**Exercise details**
Here are some records; copy every line that holds the word "ylabel".

**The input**
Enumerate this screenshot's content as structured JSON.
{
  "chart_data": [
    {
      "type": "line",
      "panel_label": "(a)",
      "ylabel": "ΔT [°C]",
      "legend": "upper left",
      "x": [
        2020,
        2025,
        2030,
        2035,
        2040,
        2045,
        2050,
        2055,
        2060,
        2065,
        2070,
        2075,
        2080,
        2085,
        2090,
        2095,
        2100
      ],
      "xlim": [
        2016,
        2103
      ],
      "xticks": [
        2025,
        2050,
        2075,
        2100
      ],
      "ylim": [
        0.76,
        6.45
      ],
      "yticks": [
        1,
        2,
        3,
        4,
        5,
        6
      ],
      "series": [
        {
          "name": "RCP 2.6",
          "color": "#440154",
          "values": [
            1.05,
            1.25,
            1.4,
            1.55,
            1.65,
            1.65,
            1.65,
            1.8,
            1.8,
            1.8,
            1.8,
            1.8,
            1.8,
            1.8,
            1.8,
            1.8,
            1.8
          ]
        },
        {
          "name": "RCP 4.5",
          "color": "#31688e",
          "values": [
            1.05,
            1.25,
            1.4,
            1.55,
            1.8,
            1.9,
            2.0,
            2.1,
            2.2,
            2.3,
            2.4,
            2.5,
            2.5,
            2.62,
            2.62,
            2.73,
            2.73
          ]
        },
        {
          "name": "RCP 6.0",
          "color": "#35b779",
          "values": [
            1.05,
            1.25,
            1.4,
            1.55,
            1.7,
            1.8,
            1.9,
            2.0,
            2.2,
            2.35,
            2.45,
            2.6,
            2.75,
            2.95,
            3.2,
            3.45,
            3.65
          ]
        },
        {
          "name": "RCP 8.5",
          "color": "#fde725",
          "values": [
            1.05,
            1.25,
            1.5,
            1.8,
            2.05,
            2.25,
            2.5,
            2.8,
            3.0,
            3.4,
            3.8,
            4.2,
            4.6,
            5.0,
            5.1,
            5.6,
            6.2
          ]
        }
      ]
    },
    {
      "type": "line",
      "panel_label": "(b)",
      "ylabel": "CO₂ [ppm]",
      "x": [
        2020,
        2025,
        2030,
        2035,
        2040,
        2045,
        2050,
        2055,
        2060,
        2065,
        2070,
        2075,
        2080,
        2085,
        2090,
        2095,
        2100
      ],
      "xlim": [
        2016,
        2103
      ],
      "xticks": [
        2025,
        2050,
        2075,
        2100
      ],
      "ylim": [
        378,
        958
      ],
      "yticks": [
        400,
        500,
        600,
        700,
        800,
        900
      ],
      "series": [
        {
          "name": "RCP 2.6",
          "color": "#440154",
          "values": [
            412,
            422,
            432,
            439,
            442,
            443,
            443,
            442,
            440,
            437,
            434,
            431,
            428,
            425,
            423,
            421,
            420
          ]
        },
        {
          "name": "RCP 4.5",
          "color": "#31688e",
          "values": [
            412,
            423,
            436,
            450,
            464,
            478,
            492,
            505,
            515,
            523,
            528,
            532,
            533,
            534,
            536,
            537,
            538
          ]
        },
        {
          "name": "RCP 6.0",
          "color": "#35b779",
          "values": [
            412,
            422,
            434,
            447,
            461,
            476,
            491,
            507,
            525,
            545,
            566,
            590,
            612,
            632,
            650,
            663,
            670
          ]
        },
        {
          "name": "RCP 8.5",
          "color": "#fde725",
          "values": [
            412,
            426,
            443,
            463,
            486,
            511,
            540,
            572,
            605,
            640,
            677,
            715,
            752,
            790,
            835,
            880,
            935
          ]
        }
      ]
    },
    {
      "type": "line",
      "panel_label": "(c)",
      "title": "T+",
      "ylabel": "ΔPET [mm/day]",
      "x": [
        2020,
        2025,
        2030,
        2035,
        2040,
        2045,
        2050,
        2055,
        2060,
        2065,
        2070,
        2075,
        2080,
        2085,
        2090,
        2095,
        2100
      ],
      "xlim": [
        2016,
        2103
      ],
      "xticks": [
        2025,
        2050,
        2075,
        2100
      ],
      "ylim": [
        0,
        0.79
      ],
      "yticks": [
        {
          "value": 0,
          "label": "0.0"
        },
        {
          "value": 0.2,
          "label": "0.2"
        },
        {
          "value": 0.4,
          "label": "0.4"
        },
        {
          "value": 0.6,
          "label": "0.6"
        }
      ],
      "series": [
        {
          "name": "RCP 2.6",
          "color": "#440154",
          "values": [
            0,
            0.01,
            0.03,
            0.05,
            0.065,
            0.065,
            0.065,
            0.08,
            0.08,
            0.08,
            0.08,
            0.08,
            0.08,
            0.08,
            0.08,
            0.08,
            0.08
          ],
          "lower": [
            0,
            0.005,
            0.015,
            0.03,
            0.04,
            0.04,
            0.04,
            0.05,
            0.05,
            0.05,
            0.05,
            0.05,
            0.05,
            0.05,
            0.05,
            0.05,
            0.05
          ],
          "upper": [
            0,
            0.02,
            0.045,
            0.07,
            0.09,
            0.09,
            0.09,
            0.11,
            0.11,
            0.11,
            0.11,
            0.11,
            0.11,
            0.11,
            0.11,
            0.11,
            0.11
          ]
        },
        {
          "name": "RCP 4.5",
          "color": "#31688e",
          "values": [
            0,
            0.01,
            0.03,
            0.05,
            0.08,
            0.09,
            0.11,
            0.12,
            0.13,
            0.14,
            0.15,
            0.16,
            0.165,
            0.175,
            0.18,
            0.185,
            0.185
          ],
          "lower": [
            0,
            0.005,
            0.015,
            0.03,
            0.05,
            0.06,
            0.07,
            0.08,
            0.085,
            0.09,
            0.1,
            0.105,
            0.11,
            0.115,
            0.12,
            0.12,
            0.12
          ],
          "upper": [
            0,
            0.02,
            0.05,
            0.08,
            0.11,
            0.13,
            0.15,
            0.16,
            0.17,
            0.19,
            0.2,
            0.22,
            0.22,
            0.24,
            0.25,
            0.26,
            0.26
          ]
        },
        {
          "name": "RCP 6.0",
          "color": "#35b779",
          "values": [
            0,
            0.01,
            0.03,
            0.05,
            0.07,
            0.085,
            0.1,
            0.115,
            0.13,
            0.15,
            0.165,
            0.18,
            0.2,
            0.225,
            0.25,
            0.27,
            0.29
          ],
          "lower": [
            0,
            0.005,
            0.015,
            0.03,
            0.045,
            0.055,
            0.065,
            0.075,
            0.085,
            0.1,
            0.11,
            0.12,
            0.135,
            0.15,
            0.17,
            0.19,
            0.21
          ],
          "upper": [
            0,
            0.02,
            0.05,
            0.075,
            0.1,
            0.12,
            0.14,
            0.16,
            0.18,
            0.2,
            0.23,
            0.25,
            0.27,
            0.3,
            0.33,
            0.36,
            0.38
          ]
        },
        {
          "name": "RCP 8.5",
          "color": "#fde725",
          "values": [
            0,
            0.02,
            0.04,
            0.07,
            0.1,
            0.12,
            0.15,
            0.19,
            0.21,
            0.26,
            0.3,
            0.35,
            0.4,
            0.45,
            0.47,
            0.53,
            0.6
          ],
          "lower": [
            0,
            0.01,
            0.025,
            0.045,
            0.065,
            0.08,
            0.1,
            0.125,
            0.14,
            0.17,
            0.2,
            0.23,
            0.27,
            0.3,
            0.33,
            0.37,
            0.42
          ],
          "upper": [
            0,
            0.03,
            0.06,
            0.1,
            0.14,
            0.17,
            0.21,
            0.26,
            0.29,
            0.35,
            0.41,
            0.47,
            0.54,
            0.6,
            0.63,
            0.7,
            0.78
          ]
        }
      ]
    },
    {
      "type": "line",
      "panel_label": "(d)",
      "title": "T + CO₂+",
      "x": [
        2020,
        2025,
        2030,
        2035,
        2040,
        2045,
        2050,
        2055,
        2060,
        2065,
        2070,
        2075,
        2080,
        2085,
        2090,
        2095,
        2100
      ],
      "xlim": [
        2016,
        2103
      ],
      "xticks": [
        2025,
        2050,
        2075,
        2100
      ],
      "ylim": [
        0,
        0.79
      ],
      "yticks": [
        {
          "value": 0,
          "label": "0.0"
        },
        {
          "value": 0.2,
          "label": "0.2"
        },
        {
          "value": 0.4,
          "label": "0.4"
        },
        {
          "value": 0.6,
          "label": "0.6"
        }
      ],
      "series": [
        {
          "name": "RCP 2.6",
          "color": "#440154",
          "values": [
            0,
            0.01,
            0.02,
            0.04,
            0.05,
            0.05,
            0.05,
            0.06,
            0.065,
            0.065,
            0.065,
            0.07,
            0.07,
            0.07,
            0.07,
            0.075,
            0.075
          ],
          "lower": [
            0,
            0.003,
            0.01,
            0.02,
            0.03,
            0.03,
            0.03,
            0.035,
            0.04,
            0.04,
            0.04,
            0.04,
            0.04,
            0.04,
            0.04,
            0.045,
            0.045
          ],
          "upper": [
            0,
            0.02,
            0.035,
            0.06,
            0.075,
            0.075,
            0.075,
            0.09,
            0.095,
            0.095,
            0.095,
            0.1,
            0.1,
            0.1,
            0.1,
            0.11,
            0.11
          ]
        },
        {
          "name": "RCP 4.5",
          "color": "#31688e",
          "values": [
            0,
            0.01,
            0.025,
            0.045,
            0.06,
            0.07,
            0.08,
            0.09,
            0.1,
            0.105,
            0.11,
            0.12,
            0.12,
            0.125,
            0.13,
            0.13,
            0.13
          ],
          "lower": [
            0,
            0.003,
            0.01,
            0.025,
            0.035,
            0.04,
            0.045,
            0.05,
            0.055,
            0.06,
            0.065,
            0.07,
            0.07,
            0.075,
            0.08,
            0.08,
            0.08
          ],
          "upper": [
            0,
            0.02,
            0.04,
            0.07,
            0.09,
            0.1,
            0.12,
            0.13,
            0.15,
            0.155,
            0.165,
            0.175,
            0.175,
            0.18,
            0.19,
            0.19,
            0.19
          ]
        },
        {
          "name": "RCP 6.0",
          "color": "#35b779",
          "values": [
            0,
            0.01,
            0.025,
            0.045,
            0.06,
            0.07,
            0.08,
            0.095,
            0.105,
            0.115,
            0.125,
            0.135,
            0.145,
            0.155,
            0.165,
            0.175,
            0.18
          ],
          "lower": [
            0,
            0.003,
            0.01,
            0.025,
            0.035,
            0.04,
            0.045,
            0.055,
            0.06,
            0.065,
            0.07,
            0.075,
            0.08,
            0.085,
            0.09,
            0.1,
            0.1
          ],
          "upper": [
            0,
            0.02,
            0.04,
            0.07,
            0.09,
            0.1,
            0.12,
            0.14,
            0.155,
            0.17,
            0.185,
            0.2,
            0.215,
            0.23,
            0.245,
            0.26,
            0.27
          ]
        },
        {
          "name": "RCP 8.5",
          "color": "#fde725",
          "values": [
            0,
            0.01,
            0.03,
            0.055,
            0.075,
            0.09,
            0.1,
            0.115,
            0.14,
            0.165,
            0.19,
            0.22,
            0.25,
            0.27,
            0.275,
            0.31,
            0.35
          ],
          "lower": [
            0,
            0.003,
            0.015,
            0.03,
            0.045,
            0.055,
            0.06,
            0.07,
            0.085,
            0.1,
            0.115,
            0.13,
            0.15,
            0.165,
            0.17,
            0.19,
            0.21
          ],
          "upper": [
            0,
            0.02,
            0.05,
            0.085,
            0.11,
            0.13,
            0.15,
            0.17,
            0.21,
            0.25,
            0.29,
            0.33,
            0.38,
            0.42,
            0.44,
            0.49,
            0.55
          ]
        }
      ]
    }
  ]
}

**Right answer**
      "ylabel": "ΔT [°C]",
      "ylabel": "CO₂ [ppm]",
      "ylabel": "ΔPET [mm/day]",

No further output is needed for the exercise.